**Extracted entries**.
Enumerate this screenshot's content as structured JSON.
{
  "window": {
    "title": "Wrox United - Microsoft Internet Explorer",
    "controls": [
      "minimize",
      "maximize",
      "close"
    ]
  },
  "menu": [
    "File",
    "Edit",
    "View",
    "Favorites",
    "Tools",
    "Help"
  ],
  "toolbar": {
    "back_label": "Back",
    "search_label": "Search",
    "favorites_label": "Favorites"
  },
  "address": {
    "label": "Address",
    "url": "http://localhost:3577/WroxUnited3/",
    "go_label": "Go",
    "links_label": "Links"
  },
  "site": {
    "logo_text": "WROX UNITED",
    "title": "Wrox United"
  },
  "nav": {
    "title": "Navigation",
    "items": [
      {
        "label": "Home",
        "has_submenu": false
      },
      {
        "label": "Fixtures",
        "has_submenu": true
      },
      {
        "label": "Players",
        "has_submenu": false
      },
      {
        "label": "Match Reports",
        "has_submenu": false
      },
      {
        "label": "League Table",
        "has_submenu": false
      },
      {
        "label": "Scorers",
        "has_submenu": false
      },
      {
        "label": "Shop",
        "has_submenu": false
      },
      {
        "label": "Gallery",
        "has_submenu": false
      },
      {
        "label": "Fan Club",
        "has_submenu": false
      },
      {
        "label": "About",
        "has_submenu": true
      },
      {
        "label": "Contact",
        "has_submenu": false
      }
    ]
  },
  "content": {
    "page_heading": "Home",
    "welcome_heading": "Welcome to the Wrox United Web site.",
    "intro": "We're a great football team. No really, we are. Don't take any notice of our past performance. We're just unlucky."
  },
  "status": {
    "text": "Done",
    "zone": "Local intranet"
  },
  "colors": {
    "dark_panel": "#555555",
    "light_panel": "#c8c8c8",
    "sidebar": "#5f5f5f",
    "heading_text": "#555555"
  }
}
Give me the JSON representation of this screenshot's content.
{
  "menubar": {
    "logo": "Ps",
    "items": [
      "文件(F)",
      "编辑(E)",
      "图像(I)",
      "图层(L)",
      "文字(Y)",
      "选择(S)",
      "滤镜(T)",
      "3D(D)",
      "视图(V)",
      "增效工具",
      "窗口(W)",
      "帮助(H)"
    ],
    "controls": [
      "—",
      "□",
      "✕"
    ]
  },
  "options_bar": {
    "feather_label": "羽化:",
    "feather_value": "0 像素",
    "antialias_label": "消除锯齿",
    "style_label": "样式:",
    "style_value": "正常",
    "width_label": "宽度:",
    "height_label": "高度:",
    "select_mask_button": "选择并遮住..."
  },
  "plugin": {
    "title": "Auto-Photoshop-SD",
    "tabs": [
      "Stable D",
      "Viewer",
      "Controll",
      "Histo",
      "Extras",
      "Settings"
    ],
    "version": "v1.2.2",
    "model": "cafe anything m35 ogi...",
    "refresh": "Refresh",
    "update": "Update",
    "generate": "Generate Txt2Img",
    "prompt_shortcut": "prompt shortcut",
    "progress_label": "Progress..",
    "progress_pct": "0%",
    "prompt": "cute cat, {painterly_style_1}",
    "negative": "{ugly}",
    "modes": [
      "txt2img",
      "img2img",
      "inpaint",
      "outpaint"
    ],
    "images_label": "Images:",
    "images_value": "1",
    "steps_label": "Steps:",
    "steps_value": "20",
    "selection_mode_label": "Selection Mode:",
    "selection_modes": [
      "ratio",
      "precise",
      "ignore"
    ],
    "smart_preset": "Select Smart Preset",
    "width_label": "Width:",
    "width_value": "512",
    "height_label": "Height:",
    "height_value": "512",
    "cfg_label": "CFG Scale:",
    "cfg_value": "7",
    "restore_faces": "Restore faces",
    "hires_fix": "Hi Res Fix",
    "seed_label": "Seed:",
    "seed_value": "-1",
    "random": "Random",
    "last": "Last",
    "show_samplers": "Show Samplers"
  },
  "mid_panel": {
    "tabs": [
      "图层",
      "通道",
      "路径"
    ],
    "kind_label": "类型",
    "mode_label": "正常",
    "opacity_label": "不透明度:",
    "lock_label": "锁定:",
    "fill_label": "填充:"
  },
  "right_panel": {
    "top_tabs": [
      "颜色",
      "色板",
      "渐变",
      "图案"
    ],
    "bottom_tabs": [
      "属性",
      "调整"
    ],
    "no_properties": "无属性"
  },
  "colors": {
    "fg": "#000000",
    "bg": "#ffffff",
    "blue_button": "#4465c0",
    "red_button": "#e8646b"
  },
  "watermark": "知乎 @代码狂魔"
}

**What you should do**. Select and copy each line from the data that includes the word "screenshot".

**Written solution**.
Enumerate this screenshot's content as structured JSON.
Give me the JSON representation of this screenshot's content.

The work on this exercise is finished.